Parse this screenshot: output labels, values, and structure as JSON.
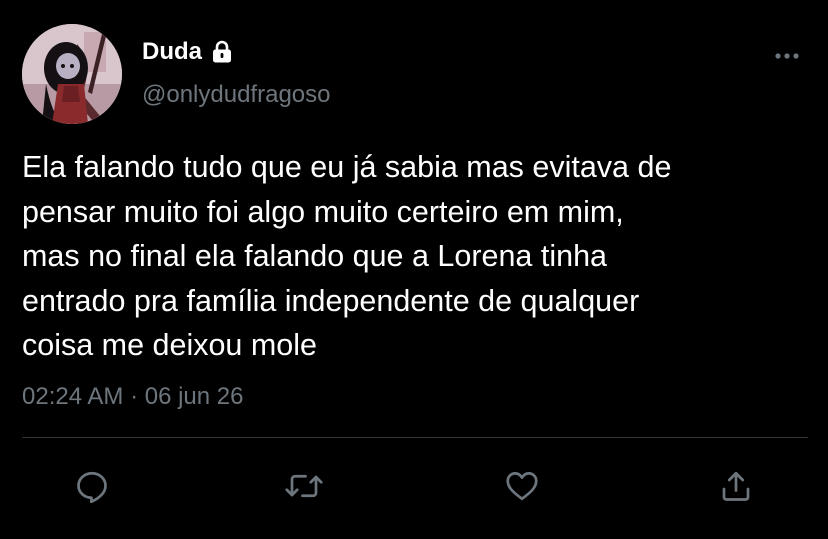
{
  "tweet": {
    "display_name": "Duda",
    "handle": "@onlydudfragoso",
    "text_lines": [
      "Ela falando tudo que eu já sabia mas evitava de",
      "pensar muito foi algo muito certeiro em mim,",
      "mas no final ela falando que a Lorena tinha",
      "entrado pra família independente de qualquer",
      "coisa me deixou mole"
    ],
    "timestamp": "02:24 AM · 06 jun 26"
  },
  "icons": {
    "protected": "lock-icon",
    "more": "more-horizontal-icon",
    "reply": "reply-icon",
    "retweet": "retweet-icon",
    "like": "heart-icon",
    "share": "share-icon"
  },
  "colors": {
    "background": "#000000",
    "text": "#ffffff",
    "secondary": "#6e767d",
    "divider": "#2f3336"
  }
}
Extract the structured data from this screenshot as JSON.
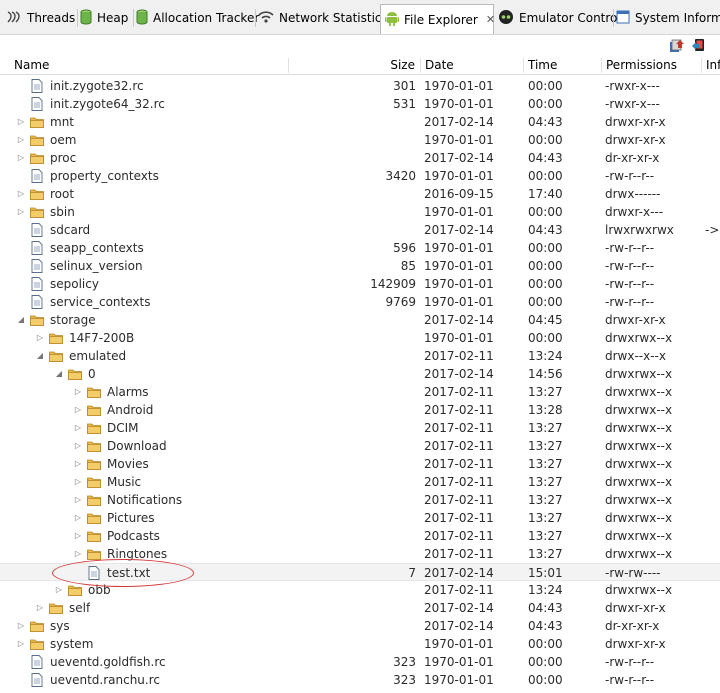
{
  "tabs": [
    {
      "label": "Threads",
      "icon": "threads-icon"
    },
    {
      "label": "Heap",
      "icon": "heap-icon"
    },
    {
      "label": "Allocation Tracker",
      "icon": "allocation-icon"
    },
    {
      "label": "Network Statistics",
      "icon": "wifi-icon"
    },
    {
      "label": "File Explorer",
      "icon": "android-icon",
      "active": true,
      "close": "✕"
    },
    {
      "label": "Emulator Control",
      "icon": "emulator-icon"
    },
    {
      "label": "System Informa",
      "icon": "window-icon"
    }
  ],
  "toolbar": {
    "buttons": [
      {
        "icon": "pull-file-icon"
      },
      {
        "icon": "push-file-icon"
      }
    ]
  },
  "columns": {
    "name": "Name",
    "size": "Size",
    "date": "Date",
    "time": "Time",
    "permissions": "Permissions",
    "info": "Inf"
  },
  "rows": [
    {
      "name": "init.zygote32.rc",
      "type": "file",
      "depth": 0,
      "size": "301",
      "date": "1970-01-01",
      "time": "00:00",
      "perm": "-rwxr-x---",
      "info": ""
    },
    {
      "name": "init.zygote64_32.rc",
      "type": "file",
      "depth": 0,
      "size": "531",
      "date": "1970-01-01",
      "time": "00:00",
      "perm": "-rwxr-x---",
      "info": ""
    },
    {
      "name": "mnt",
      "type": "folder",
      "depth": 0,
      "expand": "collapsed",
      "size": "",
      "date": "2017-02-14",
      "time": "04:43",
      "perm": "drwxr-xr-x",
      "info": ""
    },
    {
      "name": "oem",
      "type": "folder",
      "depth": 0,
      "expand": "collapsed",
      "size": "",
      "date": "1970-01-01",
      "time": "00:00",
      "perm": "drwxr-xr-x",
      "info": ""
    },
    {
      "name": "proc",
      "type": "folder",
      "depth": 0,
      "expand": "collapsed",
      "size": "",
      "date": "2017-02-14",
      "time": "04:43",
      "perm": "dr-xr-xr-x",
      "info": ""
    },
    {
      "name": "property_contexts",
      "type": "file",
      "depth": 0,
      "size": "3420",
      "date": "1970-01-01",
      "time": "00:00",
      "perm": "-rw-r--r--",
      "info": ""
    },
    {
      "name": "root",
      "type": "folder",
      "depth": 0,
      "expand": "collapsed",
      "size": "",
      "date": "2016-09-15",
      "time": "17:40",
      "perm": "drwx------",
      "info": ""
    },
    {
      "name": "sbin",
      "type": "folder",
      "depth": 0,
      "expand": "collapsed",
      "size": "",
      "date": "1970-01-01",
      "time": "00:00",
      "perm": "drwxr-x---",
      "info": ""
    },
    {
      "name": "sdcard",
      "type": "file",
      "depth": 0,
      "size": "",
      "date": "2017-02-14",
      "time": "04:43",
      "perm": "lrwxrwxrwx",
      "info": "->"
    },
    {
      "name": "seapp_contexts",
      "type": "file",
      "depth": 0,
      "size": "596",
      "date": "1970-01-01",
      "time": "00:00",
      "perm": "-rw-r--r--",
      "info": ""
    },
    {
      "name": "selinux_version",
      "type": "file",
      "depth": 0,
      "size": "85",
      "date": "1970-01-01",
      "time": "00:00",
      "perm": "-rw-r--r--",
      "info": ""
    },
    {
      "name": "sepolicy",
      "type": "file",
      "depth": 0,
      "size": "142909",
      "date": "1970-01-01",
      "time": "00:00",
      "perm": "-rw-r--r--",
      "info": ""
    },
    {
      "name": "service_contexts",
      "type": "file",
      "depth": 0,
      "size": "9769",
      "date": "1970-01-01",
      "time": "00:00",
      "perm": "-rw-r--r--",
      "info": ""
    },
    {
      "name": "storage",
      "type": "folder",
      "depth": 0,
      "expand": "expanded",
      "size": "",
      "date": "2017-02-14",
      "time": "04:45",
      "perm": "drwxr-xr-x",
      "info": ""
    },
    {
      "name": "14F7-200B",
      "type": "folder",
      "depth": 1,
      "expand": "collapsed",
      "size": "",
      "date": "1970-01-01",
      "time": "00:00",
      "perm": "drwxrwx--x",
      "info": ""
    },
    {
      "name": "emulated",
      "type": "folder",
      "depth": 1,
      "expand": "expanded",
      "size": "",
      "date": "2017-02-11",
      "time": "13:24",
      "perm": "drwx--x--x",
      "info": ""
    },
    {
      "name": "0",
      "type": "folder",
      "depth": 2,
      "expand": "expanded",
      "size": "",
      "date": "2017-02-14",
      "time": "14:56",
      "perm": "drwxrwx--x",
      "info": ""
    },
    {
      "name": "Alarms",
      "type": "folder",
      "depth": 3,
      "expand": "collapsed",
      "size": "",
      "date": "2017-02-11",
      "time": "13:27",
      "perm": "drwxrwx--x",
      "info": ""
    },
    {
      "name": "Android",
      "type": "folder",
      "depth": 3,
      "expand": "collapsed",
      "size": "",
      "date": "2017-02-11",
      "time": "13:28",
      "perm": "drwxrwx--x",
      "info": ""
    },
    {
      "name": "DCIM",
      "type": "folder",
      "depth": 3,
      "expand": "collapsed",
      "size": "",
      "date": "2017-02-11",
      "time": "13:27",
      "perm": "drwxrwx--x",
      "info": ""
    },
    {
      "name": "Download",
      "type": "folder",
      "depth": 3,
      "expand": "collapsed",
      "size": "",
      "date": "2017-02-11",
      "time": "13:27",
      "perm": "drwxrwx--x",
      "info": ""
    },
    {
      "name": "Movies",
      "type": "folder",
      "depth": 3,
      "expand": "collapsed",
      "size": "",
      "date": "2017-02-11",
      "time": "13:27",
      "perm": "drwxrwx--x",
      "info": ""
    },
    {
      "name": "Music",
      "type": "folder",
      "depth": 3,
      "expand": "collapsed",
      "size": "",
      "date": "2017-02-11",
      "time": "13:27",
      "perm": "drwxrwx--x",
      "info": ""
    },
    {
      "name": "Notifications",
      "type": "folder",
      "depth": 3,
      "expand": "collapsed",
      "size": "",
      "date": "2017-02-11",
      "time": "13:27",
      "perm": "drwxrwx--x",
      "info": ""
    },
    {
      "name": "Pictures",
      "type": "folder",
      "depth": 3,
      "expand": "collapsed",
      "size": "",
      "date": "2017-02-11",
      "time": "13:27",
      "perm": "drwxrwx--x",
      "info": ""
    },
    {
      "name": "Podcasts",
      "type": "folder",
      "depth": 3,
      "expand": "collapsed",
      "size": "",
      "date": "2017-02-11",
      "time": "13:27",
      "perm": "drwxrwx--x",
      "info": ""
    },
    {
      "name": "Ringtones",
      "type": "folder",
      "depth": 3,
      "expand": "collapsed",
      "size": "",
      "date": "2017-02-11",
      "time": "13:27",
      "perm": "drwxrwx--x",
      "info": ""
    },
    {
      "name": "test.txt",
      "type": "file",
      "depth": 3,
      "size": "7",
      "date": "2017-02-14",
      "time": "15:01",
      "perm": "-rw-rw----",
      "info": "",
      "selected": true
    },
    {
      "name": "obb",
      "type": "folder",
      "depth": 2,
      "expand": "collapsed",
      "size": "",
      "date": "2017-02-11",
      "time": "13:24",
      "perm": "drwxrwx--x",
      "info": ""
    },
    {
      "name": "self",
      "type": "folder",
      "depth": 1,
      "expand": "collapsed",
      "size": "",
      "date": "2017-02-14",
      "time": "04:43",
      "perm": "drwxr-xr-x",
      "info": ""
    },
    {
      "name": "sys",
      "type": "folder",
      "depth": 0,
      "expand": "collapsed",
      "size": "",
      "date": "2017-02-14",
      "time": "04:43",
      "perm": "dr-xr-xr-x",
      "info": ""
    },
    {
      "name": "system",
      "type": "folder",
      "depth": 0,
      "expand": "collapsed",
      "size": "",
      "date": "1970-01-01",
      "time": "00:00",
      "perm": "drwxr-xr-x",
      "info": ""
    },
    {
      "name": "ueventd.goldfish.rc",
      "type": "file",
      "depth": 0,
      "size": "323",
      "date": "1970-01-01",
      "time": "00:00",
      "perm": "-rw-r--r--",
      "info": ""
    },
    {
      "name": "ueventd.ranchu.rc",
      "type": "file",
      "depth": 0,
      "size": "323",
      "date": "1970-01-01",
      "time": "00:00",
      "perm": "-rw-r--r--",
      "info": ""
    }
  ],
  "colors": {
    "folder": "#e8b94a",
    "folder_edge": "#b9862a",
    "android": "#8fbf3f",
    "highlight": "#d43a3a"
  }
}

## Your goal
Report all lines of the data above that include the string "JSON".

## Final result
Parse this screenshot: output labels, values, and structure as JSON.
Extract the structured data from this screenshot as JSON.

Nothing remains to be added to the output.